### WHAT IS NEEDED
Write out each entry again. Keep every word exactly as it is.

### DATASET RECORDS
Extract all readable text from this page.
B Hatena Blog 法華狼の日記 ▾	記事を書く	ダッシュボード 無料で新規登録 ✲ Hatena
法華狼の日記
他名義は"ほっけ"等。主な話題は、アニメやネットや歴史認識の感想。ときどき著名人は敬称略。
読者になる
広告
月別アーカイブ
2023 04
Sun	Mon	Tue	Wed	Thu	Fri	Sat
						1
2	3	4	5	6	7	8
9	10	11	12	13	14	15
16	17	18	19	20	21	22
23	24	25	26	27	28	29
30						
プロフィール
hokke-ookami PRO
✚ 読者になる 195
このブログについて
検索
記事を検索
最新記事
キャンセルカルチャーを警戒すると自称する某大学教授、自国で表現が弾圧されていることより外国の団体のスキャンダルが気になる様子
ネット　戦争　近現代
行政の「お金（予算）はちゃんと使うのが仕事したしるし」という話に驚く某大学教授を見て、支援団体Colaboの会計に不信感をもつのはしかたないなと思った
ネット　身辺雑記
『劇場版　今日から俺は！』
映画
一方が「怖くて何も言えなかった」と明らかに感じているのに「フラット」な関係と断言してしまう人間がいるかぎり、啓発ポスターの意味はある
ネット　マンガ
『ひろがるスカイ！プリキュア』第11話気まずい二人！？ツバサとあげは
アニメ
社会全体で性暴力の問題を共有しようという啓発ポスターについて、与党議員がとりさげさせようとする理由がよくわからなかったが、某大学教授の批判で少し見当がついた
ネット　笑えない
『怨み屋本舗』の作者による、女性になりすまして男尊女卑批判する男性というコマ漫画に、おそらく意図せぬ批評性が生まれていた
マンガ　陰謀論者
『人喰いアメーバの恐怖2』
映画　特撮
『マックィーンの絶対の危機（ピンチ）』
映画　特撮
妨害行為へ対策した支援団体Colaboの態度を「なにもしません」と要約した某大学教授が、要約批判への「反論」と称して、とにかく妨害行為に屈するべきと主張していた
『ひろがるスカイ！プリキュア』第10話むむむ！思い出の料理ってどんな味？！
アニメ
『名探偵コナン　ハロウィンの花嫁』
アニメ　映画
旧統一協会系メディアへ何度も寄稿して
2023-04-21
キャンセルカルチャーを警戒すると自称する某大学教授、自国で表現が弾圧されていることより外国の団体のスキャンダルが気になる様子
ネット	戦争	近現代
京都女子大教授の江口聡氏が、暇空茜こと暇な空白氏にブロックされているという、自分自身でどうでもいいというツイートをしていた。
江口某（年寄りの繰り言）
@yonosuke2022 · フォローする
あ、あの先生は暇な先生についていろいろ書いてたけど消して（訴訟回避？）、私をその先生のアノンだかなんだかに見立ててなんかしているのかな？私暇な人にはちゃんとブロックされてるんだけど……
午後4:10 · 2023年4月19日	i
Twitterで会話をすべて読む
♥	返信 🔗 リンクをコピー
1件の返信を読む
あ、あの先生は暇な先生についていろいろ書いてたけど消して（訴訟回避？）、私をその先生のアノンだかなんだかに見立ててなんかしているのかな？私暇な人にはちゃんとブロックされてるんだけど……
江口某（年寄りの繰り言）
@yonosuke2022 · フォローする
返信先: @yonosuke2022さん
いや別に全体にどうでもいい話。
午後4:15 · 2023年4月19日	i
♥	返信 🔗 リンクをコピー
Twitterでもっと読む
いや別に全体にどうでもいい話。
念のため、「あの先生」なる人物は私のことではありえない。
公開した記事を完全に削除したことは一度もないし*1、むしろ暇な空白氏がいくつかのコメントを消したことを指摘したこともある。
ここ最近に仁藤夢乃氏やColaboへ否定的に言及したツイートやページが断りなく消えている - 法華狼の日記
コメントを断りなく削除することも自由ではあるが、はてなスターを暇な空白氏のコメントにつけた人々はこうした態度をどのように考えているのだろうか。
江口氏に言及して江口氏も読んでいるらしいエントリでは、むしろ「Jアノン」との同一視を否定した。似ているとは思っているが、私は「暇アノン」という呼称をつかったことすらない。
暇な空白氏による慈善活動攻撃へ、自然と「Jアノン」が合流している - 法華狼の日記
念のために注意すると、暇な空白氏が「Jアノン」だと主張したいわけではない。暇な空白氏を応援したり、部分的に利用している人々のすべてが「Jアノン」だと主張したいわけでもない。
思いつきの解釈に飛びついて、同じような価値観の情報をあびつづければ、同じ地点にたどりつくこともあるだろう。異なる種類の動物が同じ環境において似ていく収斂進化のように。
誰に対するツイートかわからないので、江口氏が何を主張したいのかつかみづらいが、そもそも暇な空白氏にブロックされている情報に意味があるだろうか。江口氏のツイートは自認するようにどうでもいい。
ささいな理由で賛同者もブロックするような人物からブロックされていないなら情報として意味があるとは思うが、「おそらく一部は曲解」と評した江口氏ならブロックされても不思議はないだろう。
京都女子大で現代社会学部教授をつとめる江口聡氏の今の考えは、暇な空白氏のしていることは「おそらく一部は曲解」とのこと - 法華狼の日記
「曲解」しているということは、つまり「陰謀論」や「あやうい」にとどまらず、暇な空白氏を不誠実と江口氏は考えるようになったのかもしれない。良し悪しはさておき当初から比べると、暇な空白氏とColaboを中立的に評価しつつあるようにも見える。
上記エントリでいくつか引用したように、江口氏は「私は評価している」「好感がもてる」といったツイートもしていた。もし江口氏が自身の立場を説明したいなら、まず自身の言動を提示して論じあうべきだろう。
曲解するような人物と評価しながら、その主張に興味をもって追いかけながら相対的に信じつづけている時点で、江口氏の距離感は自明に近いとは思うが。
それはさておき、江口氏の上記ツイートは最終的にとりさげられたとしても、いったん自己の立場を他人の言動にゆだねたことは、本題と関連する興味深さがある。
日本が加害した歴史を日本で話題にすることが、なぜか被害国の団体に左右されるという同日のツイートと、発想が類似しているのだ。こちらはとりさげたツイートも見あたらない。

### SOLUTION TO THIS TASK
Extract all readable text from this page.
B Hatena Blog 法華狼の日記 ▾	記事を書く	ダッシュボード 無料で新規登録 ✲ Hatena
法華狼の日記
他名義は"ほっけ"等。主な話題は、アニメやネットや歴史認識の感想。ときどき著名人は敬称略。
読者になる
広告
月別アーカイブ
2023 04
Sun	Mon	Tue	Wed	Thu	Fri	Sat
						1
2	3	4	5	6	7	8
9	10	11	12	13	14	15
16	17	18	19	20	21	22
23	24	25	26	27	28	29
30						
プロフィール
hokke-ookami PRO
✚ 読者になる 195
このブログについて
検索
記事を検索
最新記事
キャンセルカルチャーを警戒すると自称する某大学教授、自国で表現が弾圧されていることより外国の団体のスキャンダルが気になる様子
ネット　戦争　近現代
行政の「お金（予算）はちゃんと使うのが仕事したしるし」という話に驚く某大学教授を見て、支援団体Colaboの会計に不信感をもつのはしかたないなと思った
ネット　身辺雑記
『劇場版　今日から俺は！』
映画
一方が「怖くて何も言えなかった」と明らかに感じているのに「フラット」な関係と断言してしまう人間がいるかぎり、啓発ポスターの意味はある
ネット　マンガ
『ひろがるスカイ！プリキュア』第11話気まずい二人！？ツバサとあげは
アニメ
社会全体で性暴力の問題を共有しようという啓発ポスターについて、与党議員がとりさげさせようとする理由がよくわからなかったが、某大学教授の批判で少し見当がついた
ネット　笑えない
『怨み屋本舗』の作者による、女性になりすまして男尊女卑批判する男性というコマ漫画に、おそらく意図せぬ批評性が生まれていた
マンガ　陰謀論者
『人喰いアメーバの恐怖2』
映画　特撮
『マックィーンの絶対の危機（ピンチ）』
映画　特撮
妨害行為へ対策した支援団体Colaboの態度を「なにもしません」と要約した某大学教授が、要約批判への「反論」と称して、とにかく妨害行為に屈するべきと主張していた
『ひろがるスカイ！プリキュア』第10話むむむ！思い出の料理ってどんな味？！
アニメ
『名探偵コナン　ハロウィンの花嫁』
アニメ　映画
旧統一協会系メディアへ何度も寄稿して
2023-04-21
キャンセルカルチャーを警戒すると自称する某大学教授、自国で表現が弾圧されていることより外国の団体のスキャンダルが気になる様子
ネット	戦争	近現代
京都女子大教授の江口聡氏が、暇空茜こと暇な空白氏にブロックされているという、自分自身でどうでもいいというツイートをしていた。
江口某（年寄りの繰り言）
@yonosuke2022 · フォローする
あ、あの先生は暇な先生についていろいろ書いてたけど消して（訴訟回避？）、私をその先生のアノンだかなんだかに見立ててなんかしているのかな？私暇な人にはちゃんとブロックされてるんだけど……
午後4:10 · 2023年4月19日	i
Twitterで会話をすべて読む
♥	返信 🔗 リンクをコピー
1件の返信を読む
あ、あの先生は暇な先生についていろいろ書いてたけど消して（訴訟回避？）、私をその先生のアノンだかなんだかに見立ててなんかしているのかな？私暇な人にはちゃんとブロックされてるんだけど……
江口某（年寄りの繰り言）
@yonosuke2022 · フォローする
返信先: @yonosuke2022さん
いや別に全体にどうでもいい話。
午後4:15 · 2023年4月19日	i
♥	返信 🔗 リンクをコピー
Twitterでもっと読む
いや別に全体にどうでもいい話。
念のため、「あの先生」なる人物は私のことではありえない。
公開した記事を完全に削除したことは一度もないし*1、むしろ暇な空白氏がいくつかのコメントを消したことを指摘したこともある。
ここ最近に仁藤夢乃氏やColaboへ否定的に言及したツイートやページが断りなく消えている - 法華狼の日記
コメントを断りなく削除することも自由ではあるが、はてなスターを暇な空白氏のコメントにつけた人々はこうした態度をどのように考えているのだろうか。
江口氏に言及して江口氏も読んでいるらしいエントリでは、むしろ「Jアノン」との同一視を否定した。似ているとは思っているが、私は「暇アノン」という呼称をつかったことすらない。
暇な空白氏による慈善活動攻撃へ、自然と「Jアノン」が合流している - 法華狼の日記
念のために注意すると、暇な空白氏が「Jアノン」だと主張したいわけではない。暇な空白氏を応援したり、部分的に利用している人々のすべてが「Jアノン」だと主張したいわけでもない。
思いつきの解釈に飛びついて、同じような価値観の情報をあびつづければ、同じ地点にたどりつくこともあるだろう。異なる種類の動物が同じ環境において似ていく収斂進化のように。
誰に対するツイートかわからないので、江口氏が何を主張したいのかつかみづらいが、そもそも暇な空白氏にブロックされている情報に意味があるだろうか。江口氏のツイートは自認するようにどうでもいい。
ささいな理由で賛同者もブロックするような人物からブロックされていないなら情報として意味があるとは思うが、「おそらく一部は曲解」と評した江口氏ならブロックされても不思議はないだろう。
京都女子大で現代社会学部教授をつとめる江口聡氏の今の考えは、暇な空白氏のしていることは「おそらく一部は曲解」とのこと - 法華狼の日記
「曲解」しているということは、つまり「陰謀論」や「あやうい」にとどまらず、暇な空白氏を不誠実と江口氏は考えるようになったのかもしれない。良し悪しはさておき当初から比べると、暇な空白氏とColaboを中立的に評価しつつあるようにも見える。
上記エントリでいくつか引用したように、江口氏は「私は評価している」「好感がもてる」といったツイートもしていた。もし江口氏が自身の立場を説明したいなら、まず自身の言動を提示して論じあうべきだろう。
曲解するような人物と評価しながら、その主張に興味をもって追いかけながら相対的に信じつづけている時点で、江口氏の距離感は自明に近いとは思うが。
それはさておき、江口氏の上記ツイートは最終的にとりさげられたとしても、いったん自己の立場を他人の言動にゆだねたことは、本題と関連する興味深さがある。
日本が加害した歴史を日本で話題にすることが、なぜか被害国の団体に左右されるという同日のツイートと、発想が類似しているのだ。こちらはとりさげたツイートも見あたらない。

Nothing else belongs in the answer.